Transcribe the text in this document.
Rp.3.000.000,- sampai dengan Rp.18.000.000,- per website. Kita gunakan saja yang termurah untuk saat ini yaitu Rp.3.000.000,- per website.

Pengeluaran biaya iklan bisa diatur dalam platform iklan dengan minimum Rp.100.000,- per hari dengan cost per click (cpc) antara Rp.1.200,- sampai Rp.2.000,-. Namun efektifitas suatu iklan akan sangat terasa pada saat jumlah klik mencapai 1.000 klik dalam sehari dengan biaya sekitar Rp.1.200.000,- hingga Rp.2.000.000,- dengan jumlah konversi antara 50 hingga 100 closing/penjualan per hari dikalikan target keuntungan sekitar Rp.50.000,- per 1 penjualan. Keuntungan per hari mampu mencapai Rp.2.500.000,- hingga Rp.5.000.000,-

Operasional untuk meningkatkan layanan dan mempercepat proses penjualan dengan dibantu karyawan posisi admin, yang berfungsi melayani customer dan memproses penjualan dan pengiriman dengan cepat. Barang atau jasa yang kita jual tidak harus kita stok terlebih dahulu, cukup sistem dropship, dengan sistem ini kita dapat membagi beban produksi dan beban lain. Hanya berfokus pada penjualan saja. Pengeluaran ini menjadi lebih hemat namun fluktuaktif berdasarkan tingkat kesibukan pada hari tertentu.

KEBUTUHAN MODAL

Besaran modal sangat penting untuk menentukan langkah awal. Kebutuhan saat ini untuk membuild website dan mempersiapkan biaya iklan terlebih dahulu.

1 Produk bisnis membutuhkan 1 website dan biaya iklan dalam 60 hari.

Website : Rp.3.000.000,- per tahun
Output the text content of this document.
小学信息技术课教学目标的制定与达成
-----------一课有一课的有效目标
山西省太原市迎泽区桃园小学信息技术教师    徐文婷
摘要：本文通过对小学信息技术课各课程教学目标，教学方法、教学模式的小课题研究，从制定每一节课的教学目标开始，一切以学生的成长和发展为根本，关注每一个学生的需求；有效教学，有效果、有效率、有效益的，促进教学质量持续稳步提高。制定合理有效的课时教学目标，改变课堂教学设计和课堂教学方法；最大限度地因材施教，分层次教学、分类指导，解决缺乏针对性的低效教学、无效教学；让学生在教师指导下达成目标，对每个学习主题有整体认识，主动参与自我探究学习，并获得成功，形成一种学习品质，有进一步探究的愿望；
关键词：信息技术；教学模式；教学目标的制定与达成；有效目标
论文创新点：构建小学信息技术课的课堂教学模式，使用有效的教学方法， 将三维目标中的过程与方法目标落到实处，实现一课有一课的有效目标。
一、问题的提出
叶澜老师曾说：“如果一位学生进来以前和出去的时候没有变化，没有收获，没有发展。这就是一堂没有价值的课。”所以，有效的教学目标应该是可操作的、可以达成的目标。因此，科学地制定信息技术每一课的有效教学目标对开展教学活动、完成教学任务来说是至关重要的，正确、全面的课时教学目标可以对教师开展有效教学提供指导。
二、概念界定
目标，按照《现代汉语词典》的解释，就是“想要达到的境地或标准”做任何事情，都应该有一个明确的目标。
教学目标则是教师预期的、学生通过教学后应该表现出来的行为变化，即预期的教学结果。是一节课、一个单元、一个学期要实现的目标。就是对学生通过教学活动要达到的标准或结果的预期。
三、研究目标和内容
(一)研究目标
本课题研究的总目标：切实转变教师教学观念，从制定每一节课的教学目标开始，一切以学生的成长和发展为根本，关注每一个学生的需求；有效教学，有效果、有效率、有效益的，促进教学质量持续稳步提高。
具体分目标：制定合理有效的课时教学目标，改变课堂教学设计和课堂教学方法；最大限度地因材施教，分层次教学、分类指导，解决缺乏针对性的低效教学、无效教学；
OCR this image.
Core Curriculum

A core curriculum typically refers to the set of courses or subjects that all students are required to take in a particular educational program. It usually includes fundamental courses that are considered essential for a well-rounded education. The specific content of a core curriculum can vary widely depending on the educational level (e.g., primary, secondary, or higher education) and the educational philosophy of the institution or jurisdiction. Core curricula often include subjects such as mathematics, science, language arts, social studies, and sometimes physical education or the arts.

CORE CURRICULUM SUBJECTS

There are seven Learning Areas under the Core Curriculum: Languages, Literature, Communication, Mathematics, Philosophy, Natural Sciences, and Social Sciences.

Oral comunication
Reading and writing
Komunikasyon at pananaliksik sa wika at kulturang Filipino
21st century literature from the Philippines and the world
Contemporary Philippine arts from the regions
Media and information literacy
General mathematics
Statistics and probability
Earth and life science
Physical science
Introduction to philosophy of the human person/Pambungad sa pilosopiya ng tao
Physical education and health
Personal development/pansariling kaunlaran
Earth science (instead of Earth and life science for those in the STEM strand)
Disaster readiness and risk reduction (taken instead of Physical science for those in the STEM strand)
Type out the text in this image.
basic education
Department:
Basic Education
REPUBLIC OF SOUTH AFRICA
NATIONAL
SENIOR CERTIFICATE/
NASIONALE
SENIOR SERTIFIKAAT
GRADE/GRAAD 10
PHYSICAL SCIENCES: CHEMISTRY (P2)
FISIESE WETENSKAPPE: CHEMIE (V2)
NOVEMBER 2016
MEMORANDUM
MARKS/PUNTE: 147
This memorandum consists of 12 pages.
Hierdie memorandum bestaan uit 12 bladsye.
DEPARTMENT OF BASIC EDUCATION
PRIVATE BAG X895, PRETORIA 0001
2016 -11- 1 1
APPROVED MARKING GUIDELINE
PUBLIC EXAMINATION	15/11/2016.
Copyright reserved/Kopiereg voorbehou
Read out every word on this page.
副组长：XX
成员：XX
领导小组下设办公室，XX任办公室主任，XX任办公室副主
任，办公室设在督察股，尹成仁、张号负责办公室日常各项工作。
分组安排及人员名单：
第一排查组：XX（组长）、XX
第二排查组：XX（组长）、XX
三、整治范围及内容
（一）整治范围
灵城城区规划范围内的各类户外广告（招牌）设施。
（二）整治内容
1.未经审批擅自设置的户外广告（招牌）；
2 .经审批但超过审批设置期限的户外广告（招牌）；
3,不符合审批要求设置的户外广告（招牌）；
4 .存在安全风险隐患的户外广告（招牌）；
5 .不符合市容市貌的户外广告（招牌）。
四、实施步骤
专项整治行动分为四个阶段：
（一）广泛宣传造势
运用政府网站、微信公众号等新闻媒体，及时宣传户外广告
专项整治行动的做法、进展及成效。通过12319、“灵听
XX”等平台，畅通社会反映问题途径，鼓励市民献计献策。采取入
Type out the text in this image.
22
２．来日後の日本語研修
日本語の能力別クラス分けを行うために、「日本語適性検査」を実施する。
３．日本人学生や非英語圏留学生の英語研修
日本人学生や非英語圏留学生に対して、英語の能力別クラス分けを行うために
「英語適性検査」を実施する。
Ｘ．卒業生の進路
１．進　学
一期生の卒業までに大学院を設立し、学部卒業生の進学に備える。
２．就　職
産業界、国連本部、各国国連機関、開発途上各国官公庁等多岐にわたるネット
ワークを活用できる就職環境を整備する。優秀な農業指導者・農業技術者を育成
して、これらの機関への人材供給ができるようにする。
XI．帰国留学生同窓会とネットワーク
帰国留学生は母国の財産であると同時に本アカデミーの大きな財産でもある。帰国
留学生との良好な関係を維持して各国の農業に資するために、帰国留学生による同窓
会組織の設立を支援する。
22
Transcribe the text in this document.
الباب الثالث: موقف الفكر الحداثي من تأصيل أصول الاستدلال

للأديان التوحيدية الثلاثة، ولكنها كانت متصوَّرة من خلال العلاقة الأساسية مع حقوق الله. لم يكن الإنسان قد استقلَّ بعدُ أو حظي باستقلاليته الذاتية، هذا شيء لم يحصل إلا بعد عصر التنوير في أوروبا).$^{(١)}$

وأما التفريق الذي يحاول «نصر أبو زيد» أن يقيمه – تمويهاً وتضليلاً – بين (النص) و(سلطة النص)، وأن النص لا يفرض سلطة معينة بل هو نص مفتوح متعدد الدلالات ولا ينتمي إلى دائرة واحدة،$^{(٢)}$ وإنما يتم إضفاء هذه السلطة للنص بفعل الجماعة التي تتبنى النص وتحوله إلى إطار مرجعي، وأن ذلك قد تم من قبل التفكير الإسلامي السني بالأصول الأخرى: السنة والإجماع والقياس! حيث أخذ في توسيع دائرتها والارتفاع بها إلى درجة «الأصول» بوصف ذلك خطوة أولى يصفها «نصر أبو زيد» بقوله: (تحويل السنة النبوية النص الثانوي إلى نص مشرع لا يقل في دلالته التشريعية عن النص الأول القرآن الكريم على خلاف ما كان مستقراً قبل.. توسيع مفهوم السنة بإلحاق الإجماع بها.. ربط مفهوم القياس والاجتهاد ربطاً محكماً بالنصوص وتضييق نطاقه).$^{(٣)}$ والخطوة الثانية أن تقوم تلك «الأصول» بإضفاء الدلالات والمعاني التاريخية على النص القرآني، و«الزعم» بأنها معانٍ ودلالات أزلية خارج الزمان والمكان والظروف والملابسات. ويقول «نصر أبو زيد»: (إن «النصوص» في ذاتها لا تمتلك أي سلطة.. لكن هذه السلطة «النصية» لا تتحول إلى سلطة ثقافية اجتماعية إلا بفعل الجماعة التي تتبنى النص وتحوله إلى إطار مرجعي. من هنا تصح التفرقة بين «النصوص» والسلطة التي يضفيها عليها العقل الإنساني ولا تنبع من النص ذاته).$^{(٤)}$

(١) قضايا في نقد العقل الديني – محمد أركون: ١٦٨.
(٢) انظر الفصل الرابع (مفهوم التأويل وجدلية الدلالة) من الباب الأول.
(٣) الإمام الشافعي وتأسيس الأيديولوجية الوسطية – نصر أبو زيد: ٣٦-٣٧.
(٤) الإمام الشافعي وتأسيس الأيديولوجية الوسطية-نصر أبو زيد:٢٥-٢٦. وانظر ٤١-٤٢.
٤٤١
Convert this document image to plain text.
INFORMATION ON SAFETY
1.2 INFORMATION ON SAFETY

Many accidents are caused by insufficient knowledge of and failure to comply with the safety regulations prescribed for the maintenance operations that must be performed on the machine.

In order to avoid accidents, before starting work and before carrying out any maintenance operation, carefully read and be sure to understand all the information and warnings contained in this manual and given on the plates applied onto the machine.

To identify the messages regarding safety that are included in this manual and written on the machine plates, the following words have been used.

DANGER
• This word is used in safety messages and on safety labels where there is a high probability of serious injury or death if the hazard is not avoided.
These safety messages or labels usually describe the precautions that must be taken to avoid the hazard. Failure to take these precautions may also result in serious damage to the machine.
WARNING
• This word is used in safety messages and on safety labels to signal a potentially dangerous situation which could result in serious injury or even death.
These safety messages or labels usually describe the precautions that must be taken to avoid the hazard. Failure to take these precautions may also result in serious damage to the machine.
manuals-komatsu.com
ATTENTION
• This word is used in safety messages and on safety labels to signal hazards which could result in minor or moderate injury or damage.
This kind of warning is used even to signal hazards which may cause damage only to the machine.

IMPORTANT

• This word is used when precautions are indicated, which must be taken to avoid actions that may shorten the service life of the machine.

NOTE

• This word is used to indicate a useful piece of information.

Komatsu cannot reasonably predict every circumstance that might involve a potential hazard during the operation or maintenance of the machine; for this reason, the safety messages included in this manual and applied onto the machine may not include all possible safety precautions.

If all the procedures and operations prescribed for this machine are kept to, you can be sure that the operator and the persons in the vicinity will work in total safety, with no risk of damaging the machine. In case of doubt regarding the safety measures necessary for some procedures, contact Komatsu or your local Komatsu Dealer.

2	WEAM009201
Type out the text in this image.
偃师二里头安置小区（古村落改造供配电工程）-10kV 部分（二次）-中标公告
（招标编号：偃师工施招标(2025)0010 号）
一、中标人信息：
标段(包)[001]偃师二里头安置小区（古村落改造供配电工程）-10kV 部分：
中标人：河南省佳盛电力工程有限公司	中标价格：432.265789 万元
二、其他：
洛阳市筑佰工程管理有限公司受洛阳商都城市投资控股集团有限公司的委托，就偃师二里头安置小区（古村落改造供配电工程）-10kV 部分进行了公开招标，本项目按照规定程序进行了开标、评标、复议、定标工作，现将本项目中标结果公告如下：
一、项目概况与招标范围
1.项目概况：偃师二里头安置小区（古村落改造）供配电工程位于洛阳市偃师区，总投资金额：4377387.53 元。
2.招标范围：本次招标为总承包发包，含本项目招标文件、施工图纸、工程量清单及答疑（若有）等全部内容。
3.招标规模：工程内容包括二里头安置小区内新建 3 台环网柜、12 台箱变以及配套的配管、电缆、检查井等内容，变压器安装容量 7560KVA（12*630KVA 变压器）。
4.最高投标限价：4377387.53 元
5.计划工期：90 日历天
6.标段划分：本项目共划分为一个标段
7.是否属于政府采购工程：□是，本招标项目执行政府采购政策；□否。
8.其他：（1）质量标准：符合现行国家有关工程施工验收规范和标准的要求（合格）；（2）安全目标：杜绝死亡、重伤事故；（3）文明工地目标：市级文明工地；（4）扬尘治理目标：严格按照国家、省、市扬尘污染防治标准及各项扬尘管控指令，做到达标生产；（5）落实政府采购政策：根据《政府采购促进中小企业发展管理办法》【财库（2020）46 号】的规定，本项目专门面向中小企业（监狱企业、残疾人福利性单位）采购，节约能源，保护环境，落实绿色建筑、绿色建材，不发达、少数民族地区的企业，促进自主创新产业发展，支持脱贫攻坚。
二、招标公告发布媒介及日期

*WRITTEN EXERCISE*
Tally the lines of the listing in which the word "改变课堂教学设计和课堂教学方法" occurs, and state the total alone.

*SOLUTION BELOW*
2